Text provided:
★ ★ ★

Computing estimates with associated sampling errors is a bit more complex than what we saw above, as we can no longer rely on EXPNS to do the heavy lifting for us. In short, we will add a few additional steps when computing tree totals and area totals, summarizing at the strata and estimation unit level along the way. When adding grouping variables, we will need to modify our code further, treating each group as a unique population and summarizing these populations individually. We will follow the procedures outlined by Bechtold and Patterson (2005) (see section 4) for our computations.

Before we get started, Let’s check out what type of estimation methods were used to determine values in the POP tables, as this will influence which variance estimators we use.

unique(db$POP_EVAL$ESTN_METHOD)
## [1] "Post-Stratification"

Looks like just post-stratification, so we will use the stratified random sampling estimation approach (known weights)

★ ★ ★

Problem set:
a - According to the passage on computing estimates with sampling errors, whose procedures will be followed for the computations?
b - Resume the passage on computing estimates with sampling errors from where it stops, before turning to the entries.

Stored items:
★ ★ ★

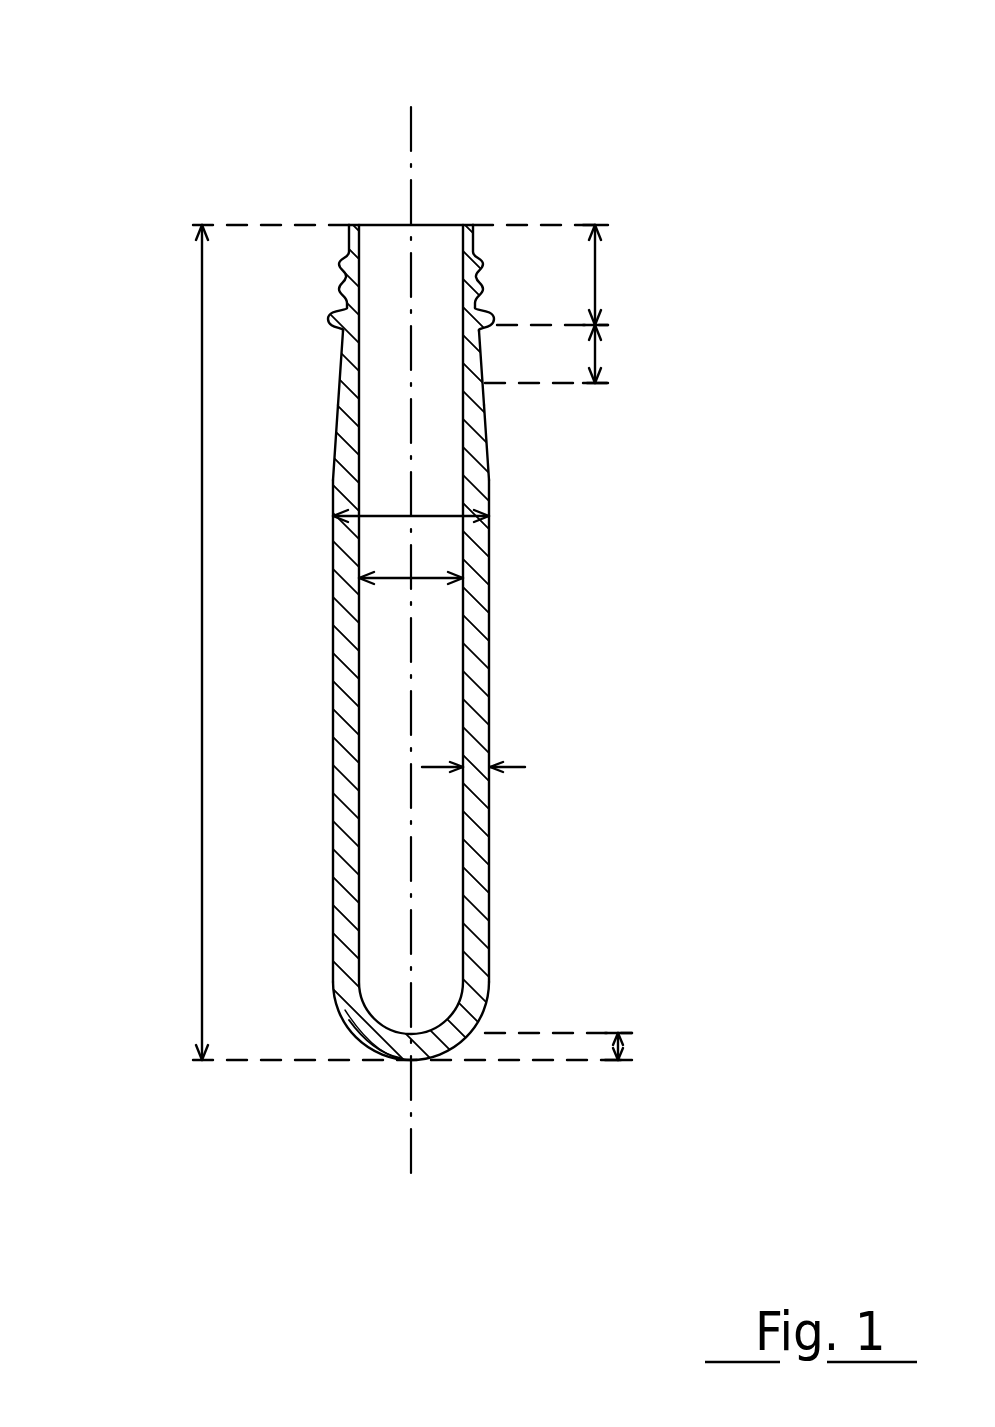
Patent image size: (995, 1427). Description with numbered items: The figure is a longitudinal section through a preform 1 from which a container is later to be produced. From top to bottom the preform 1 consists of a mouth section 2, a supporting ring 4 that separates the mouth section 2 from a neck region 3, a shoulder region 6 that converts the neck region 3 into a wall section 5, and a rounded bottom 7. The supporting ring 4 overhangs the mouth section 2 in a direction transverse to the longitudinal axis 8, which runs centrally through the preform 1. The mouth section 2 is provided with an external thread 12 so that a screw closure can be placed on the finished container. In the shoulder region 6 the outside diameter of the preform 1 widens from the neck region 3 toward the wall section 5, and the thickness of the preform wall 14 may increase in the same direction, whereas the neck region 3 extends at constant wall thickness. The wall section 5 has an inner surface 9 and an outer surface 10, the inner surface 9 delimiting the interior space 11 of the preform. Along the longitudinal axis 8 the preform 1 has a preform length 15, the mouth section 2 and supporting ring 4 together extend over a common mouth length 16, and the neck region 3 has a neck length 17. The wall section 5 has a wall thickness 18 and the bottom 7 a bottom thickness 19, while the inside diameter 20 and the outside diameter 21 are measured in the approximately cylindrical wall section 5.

The preform 1 is at (478, 658).
The mouth section 2 is at (435, 245).
The neck region 3 is at (338, 352).
The supporting ring 4 is at (327, 322).
The wall section 5 is at (331, 612).
The shoulder region 6 is at (332, 412).
The bottom 7 is at (394, 1060).
The longitudinal axis 8 is at (417, 122).
The inner surface 9 is at (457, 705).
The outer surface 10 is at (492, 704).
The interior space 11 is at (436, 845).
The external thread 12 is at (478, 252).
The preform wall 14 is at (473, 553).
The preform length 15 is at (202, 843).
The mouth length 16 is at (595, 272).
The neck length 17 is at (600, 352).
The wall thickness 18 is at (513, 770).
The bottom thickness 19 is at (627, 1041).
The inside diameter 20 is at (463, 585).
The outside diameter 21 is at (428, 513).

★ ★ ★

Exercise results:
a - Those of Bechtold and Patterson (2005).

b -
No grouping variables

First we estimate both tree and area attributes at the plot level, and then join these estimates before proceeding to the strata level so that we can compute the covariance between area and tree attributes

## Estimate Tree attributes -- plot level
tre_pop <- data %>%
  filter(EVAL_TYP == 'EXPVOL') %>%
  ## Make sure we only have unique observations of plots, trees, etc.
  distinct(ESTN_UNIT_CN, STRATUM_CN, PLT_CN, CONDID, SUBP, TREE, .keep_all = TRUE) %>%
  ## Plot-level estimates first (note we are NOT using EXPNS here)
  group_by(YEAR, ESTN_UNIT_CN, STRATUM_CN, PLT_CN) %>%
  summarize(bioPlot = sum(DRYBIO_AG * TPA_UNADJ * tAdj * tDI  / 2000, na.rm = TRUE),
            carbPlot = sum(CARBON_AG * TPA_UNADJ * tAdj * tDI  / 2000, na.rm = TRUE)) 

## Estimate Area attributes -- plot level
area_pop <- data %>%
  filter(EVAL_TYP == 'EXPCURR') %>%
  ## Make sure we only have unique observations of plots, trees, etc.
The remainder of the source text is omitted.